GIVEN PROBLEM: Reproduce every record below exactly as it appears.

TASK INPUT:

- - - -

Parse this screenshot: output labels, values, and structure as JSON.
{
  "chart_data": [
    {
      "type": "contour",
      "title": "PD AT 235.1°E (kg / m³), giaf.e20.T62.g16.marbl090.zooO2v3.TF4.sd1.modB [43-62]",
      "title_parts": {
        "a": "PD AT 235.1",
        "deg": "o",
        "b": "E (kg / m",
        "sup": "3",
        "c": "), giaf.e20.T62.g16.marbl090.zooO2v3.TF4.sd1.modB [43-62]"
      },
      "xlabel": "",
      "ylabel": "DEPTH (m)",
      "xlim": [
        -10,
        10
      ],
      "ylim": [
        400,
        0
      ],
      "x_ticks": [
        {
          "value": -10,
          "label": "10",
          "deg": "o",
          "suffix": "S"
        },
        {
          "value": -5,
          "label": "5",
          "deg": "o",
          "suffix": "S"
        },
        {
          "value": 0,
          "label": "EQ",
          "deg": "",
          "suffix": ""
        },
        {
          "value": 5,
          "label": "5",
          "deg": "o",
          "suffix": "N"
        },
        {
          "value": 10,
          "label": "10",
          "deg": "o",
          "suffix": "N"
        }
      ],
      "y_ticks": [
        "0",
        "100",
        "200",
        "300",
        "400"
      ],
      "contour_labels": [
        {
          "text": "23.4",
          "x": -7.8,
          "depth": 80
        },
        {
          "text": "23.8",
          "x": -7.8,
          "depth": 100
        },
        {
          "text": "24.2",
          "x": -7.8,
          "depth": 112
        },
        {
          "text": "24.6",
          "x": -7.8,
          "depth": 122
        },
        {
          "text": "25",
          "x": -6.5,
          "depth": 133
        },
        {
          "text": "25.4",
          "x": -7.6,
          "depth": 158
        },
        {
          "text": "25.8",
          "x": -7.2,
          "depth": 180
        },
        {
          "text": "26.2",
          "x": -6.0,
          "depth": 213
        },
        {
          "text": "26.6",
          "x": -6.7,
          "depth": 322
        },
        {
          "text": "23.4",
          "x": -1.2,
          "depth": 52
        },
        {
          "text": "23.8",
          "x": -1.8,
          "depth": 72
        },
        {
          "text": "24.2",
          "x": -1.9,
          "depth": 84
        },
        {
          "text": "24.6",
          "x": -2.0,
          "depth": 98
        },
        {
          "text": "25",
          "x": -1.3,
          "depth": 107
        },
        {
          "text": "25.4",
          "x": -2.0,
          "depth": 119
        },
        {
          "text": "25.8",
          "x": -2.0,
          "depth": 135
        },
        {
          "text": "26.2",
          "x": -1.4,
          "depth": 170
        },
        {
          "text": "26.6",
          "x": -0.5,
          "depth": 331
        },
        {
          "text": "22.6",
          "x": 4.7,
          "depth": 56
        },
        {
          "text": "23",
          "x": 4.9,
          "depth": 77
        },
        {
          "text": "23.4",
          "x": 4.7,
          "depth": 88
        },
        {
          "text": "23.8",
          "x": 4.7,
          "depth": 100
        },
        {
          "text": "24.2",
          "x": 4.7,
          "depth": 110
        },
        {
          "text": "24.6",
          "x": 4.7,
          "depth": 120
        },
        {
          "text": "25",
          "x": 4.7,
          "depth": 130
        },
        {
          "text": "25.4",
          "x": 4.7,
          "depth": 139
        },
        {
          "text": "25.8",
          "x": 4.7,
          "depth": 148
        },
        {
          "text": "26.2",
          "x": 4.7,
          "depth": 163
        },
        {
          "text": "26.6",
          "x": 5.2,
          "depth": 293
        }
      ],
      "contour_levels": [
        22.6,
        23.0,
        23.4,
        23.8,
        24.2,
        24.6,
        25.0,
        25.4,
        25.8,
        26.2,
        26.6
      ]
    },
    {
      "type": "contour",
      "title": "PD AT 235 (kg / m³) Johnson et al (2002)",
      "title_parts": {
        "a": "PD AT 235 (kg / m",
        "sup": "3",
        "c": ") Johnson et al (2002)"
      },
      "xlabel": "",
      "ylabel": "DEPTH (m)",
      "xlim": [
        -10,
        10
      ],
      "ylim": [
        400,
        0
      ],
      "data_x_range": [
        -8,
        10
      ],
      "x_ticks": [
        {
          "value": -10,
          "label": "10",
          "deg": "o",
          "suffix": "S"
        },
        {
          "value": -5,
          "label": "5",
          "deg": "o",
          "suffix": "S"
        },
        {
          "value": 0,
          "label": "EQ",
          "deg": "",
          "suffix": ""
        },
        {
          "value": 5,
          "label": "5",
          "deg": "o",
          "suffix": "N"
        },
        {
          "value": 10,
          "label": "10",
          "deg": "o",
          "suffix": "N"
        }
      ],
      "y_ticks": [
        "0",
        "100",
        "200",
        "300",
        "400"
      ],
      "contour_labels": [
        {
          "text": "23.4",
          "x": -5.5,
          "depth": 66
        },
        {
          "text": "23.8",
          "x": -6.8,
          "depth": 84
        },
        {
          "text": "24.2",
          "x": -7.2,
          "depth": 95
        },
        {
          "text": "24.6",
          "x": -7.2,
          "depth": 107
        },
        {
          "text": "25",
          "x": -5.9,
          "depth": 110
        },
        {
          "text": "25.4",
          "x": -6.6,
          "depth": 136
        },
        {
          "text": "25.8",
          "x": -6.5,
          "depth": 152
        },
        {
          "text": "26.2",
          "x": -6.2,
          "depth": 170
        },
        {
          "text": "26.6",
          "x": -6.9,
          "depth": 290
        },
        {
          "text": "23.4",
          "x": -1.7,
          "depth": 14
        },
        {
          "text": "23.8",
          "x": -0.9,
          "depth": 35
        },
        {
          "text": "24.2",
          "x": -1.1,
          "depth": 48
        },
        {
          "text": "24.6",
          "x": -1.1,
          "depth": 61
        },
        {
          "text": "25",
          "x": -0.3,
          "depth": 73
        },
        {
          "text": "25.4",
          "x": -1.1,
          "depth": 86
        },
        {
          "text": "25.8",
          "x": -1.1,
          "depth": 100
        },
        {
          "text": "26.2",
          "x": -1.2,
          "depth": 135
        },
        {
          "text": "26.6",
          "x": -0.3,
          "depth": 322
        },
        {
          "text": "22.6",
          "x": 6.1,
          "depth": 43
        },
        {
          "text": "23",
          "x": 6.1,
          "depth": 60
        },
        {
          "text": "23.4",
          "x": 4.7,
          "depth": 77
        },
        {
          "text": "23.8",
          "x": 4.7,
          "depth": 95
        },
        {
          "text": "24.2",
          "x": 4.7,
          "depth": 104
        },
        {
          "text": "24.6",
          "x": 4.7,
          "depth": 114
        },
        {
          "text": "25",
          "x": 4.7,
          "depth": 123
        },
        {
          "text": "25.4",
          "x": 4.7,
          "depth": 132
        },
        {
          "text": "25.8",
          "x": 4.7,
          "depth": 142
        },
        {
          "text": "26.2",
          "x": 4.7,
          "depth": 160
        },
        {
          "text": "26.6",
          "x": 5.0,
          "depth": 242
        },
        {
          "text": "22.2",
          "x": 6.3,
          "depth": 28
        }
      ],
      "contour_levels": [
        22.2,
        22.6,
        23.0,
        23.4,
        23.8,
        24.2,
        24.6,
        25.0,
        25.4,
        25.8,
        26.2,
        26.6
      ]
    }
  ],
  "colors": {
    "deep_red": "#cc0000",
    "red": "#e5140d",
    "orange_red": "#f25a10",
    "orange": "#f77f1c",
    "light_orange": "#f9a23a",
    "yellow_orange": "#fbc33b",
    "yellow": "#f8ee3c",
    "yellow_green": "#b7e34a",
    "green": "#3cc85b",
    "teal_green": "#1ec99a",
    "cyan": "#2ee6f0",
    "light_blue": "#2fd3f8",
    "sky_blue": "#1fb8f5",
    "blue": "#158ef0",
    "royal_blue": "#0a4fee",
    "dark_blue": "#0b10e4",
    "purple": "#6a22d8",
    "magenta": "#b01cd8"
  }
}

- - - -

WORKED ANSWER:
Parse this screenshot: output labels, values, and structure as JSON.
{
  "chart_data": [
    {
      "type": "contour",
      "title": "PD AT 235.1°E (kg / m³), giaf.e20.T62.g16.marbl090.zooO2v3.TF4.sd1.modB [43-62]",
      "title_parts": {
        "a": "PD AT 235.1",
        "deg": "o",
        "b": "E (kg / m",
        "sup": "3",
        "c": "), giaf.e20.T62.g16.marbl090.zooO2v3.TF4.sd1.modB [43-62]"
      },
      "xlabel": "",
      "ylabel": "DEPTH (m)",
      "xlim": [
        -10,
        10
      ],
      "ylim": [
        400,
        0
      ],
      "x_ticks": [
        {
          "value": -10,
          "label": "10",
          "deg": "o",
          "suffix": "S"
        },
        {
          "value": -5,
          "label": "5",
          "deg": "o",
          "suffix": "S"
        },
        {
          "value": 0,
          "label": "EQ",
          "deg": "",
          "suffix": ""
        },
        {
          "value": 5,
          "label": "5",
          "deg": "o",
          "suffix": "N"
        },
        {
          "value": 10,
          "label": "10",
          "deg": "o",
          "suffix": "N"
        }
      ],
      "y_ticks": [
        "0",
        "100",
        "200",
        "300",
        "400"
      ],
      "contour_labels": [
        {
          "text": "23.4",
          "x": -7.8,
          "depth": 80
        },
        {
          "text": "23.8",
          "x": -7.8,
          "depth": 100
        },
        {
          "text": "24.2",
          "x": -7.8,
          "depth": 112
        },
        {
          "text": "24.6",
          "x": -7.8,
          "depth": 122
        },
        {
          "text": "25",
          "x": -6.5,
          "depth": 133
        },
        {
          "text": "25.4",
          "x": -7.6,
          "depth": 158
        },
        {
          "text": "25.8",
          "x": -7.2,
          "depth": 180
        },
        {
          "text": "26.2",
          "x": -6.0,
          "depth": 213
        },
        {
          "text": "26.6",
          "x": -6.7,
          "depth": 322
        },
        {
          "text": "23.4",
          "x": -1.2,
          "depth": 52
        },
        {
          "text": "23.8",
          "x": -1.8,
          "depth": 72
        },
        {
          "text": "24.2",
          "x": -1.9,
          "depth": 84
        },
        {
          "text": "24.6",
          "x": -2.0,
          "depth": 98
        },
        {
          "text": "25",
          "x": -1.3,
          "depth": 107
        },
        {
          "text": "25.4",
          "x": -2.0,
          "depth": 119
        },
        {
          "text": "25.8",
          "x": -2.0,
          "depth": 135
        },
        {
          "text": "26.2",
          "x": -1.4,
          "depth": 170
        },
        {
          "text": "26.6",
          "x": -0.5,
          "depth": 331
        },
        {
          "text": "22.6",
          "x": 4.7,
          "depth": 56
        },
        {
          "text": "23",
          "x": 4.9,
          "depth": 77
        },
        {
          "text": "23.4",
          "x": 4.7,
          "depth": 88
        },
        {
          "text": "23.8",
          "x": 4.7,
          "depth": 100
        },
        {
          "text": "24.2",
          "x": 4.7,
          "depth": 110
        },
        {
          "text": "24.6",
          "x": 4.7,
          "depth": 120
        },
        {
          "text": "25",
          "x": 4.7,
          "depth": 130
        },
        {
          "text": "25.4",
          "x": 4.7,
          "depth": 139
        },
        {
          "text": "25.8",
          "x": 4.7,
          "depth": 148
        },
        {
          "text": "26.2",
          "x": 4.7,
          "depth": 163
        },
        {
          "text": "26.6",
          "x": 5.2,
          "depth": 293
        }
      ],
      "contour_levels": [
        22.6,
        23.0,
        23.4,
        23.8,
        24.2,
        24.6,
        25.0,
        25.4,
        25.8,
        26.2,
        26.6
      ]
    },
    {
      "type": "contour",
      "title": "PD AT 235 (kg / m³) Johnson et al (2002)",
      "title_parts": {
        "a": "PD AT 235 (kg / m",
        "sup": "3",
        "c": ") Johnson et al (2002)"
      },
      "xlabel": "",
      "ylabel": "DEPTH (m)",
      "xlim": [
        -10,
        10
      ],
      "ylim": [
        400,
        0
      ],
      "data_x_range": [
        -8,
        10
      ],
      "x_ticks": [
        {
          "value": -10,
          "label": "10",
          "deg": "o",
          "suffix": "S"
        },
        {
          "value": -5,
          "label": "5",
          "deg": "o",
          "suffix": "S"
        },
        {
          "value": 0,
          "label": "EQ",
          "deg": "",
          "suffix": ""
        },
        {
          "value": 5,
          "label": "5",
          "deg": "o",
          "suffix": "N"
        },
        {
          "value": 10,
          "label": "10",
          "deg": "o",
          "suffix": "N"
        }
      ],
      "y_ticks": [
        "0",
        "100",
        "200",
        "300",
        "400"
      ],
      "contour_labels": [
        {
          "text": "23.4",
          "x": -5.5,
          "depth": 66
        },
        {
          "text": "23.8",
          "x": -6.8,
          "depth": 84
        },
        {
          "text": "24.2",
          "x": -7.2,
          "depth": 95
        },
        {
          "text": "24.6",
          "x": -7.2,
          "depth": 107
        },
        {
          "text": "25",
          "x": -5.9,
          "depth": 110
        },
        {
          "text": "25.4",
          "x": -6.6,
          "depth": 136
        },
        {
          "text": "25.8",
          "x": -6.5,
          "depth": 152
        },
        {
          "text": "26.2",
          "x": -6.2,
          "depth": 170
        },
        {
          "text": "26.6",
          "x": -6.9,
          "depth": 290
        },
        {
          "text": "23.4",
          "x": -1.7,
          "depth": 14
        },
        {
          "text": "23.8",
          "x": -0.9,
          "depth": 35
        },
        {
          "text": "24.2",
          "x": -1.1,
          "depth": 48
        },
        {
          "text": "24.6",
          "x": -1.1,
          "depth": 61
        },
        {
          "text": "25",
          "x": -0.3,
          "depth": 73
        },
        {
          "text": "25.4",
          "x": -1.1,
          "depth": 86
        },
        {
          "text": "25.8",
          "x": -1.1,
          "depth": 100
        },
        {
          "text": "26.2",
          "x": -1.2,
          "depth": 135
        },
        {
          "text": "26.6",
          "x": -0.3,
          "depth": 322
        },
        {
          "text": "22.6",
          "x": 6.1,
          "depth": 43
        },
        {
          "text": "23",
          "x": 6.1,
          "depth": 60
        },
        {
          "text": "23.4",
          "x": 4.7,
          "depth": 77
        },
        {
          "text": "23.8",
          "x": 4.7,
          "depth": 95
        },
        {
          "text": "24.2",
          "x": 4.7,
          "depth": 104
        },
        {
          "text": "24.6",
          "x": 4.7,
          "depth": 114
        },
        {
          "text": "25",
          "x": 4.7,
          "depth": 123
        },
        {
          "text": "25.4",
          "x": 4.7,
          "depth": 132
        },
        {
          "text": "25.8",
          "x": 4.7,
          "depth": 142
        },
        {
          "text": "26.2",
          "x": 4.7,
          "depth": 160
        },
        {
          "text": "26.6",
          "x": 5.0,
          "depth": 242
        },
        {
          "text": "22.2",
          "x": 6.3,
          "depth": 28
        }
      ],
      "contour_levels": [
        22.2,
        22.6,
        23.0,
        23.4,
        23.8,
        24.2,
        24.6,
        25.0,
        25.4,
        25.8,
        26.2,
        26.6
      ]
    }
  ],
  "colors": {
    "deep_red": "#cc0000",
    "red": "#e5140d",
    "orange_red": "#f25a10",
    "orange": "#f77f1c",
    "light_orange": "#f9a23a",
    "yellow_orange": "#fbc33b",
    "yellow": "#f8ee3c",
    "yellow_green": "#b7e34a",
    "green": "#3cc85b",
    "teal_green": "#1ec99a",
    "cyan": "#2ee6f0",
    "light_blue": "#2fd3f8",
    "sky_blue": "#1fb8f5",
    "blue": "#158ef0",
    "royal_blue": "#0a4fee",
    "dark_blue": "#0b10e4",
    "purple": "#6a22d8",
    "magenta": "#b01cd8"
  }
}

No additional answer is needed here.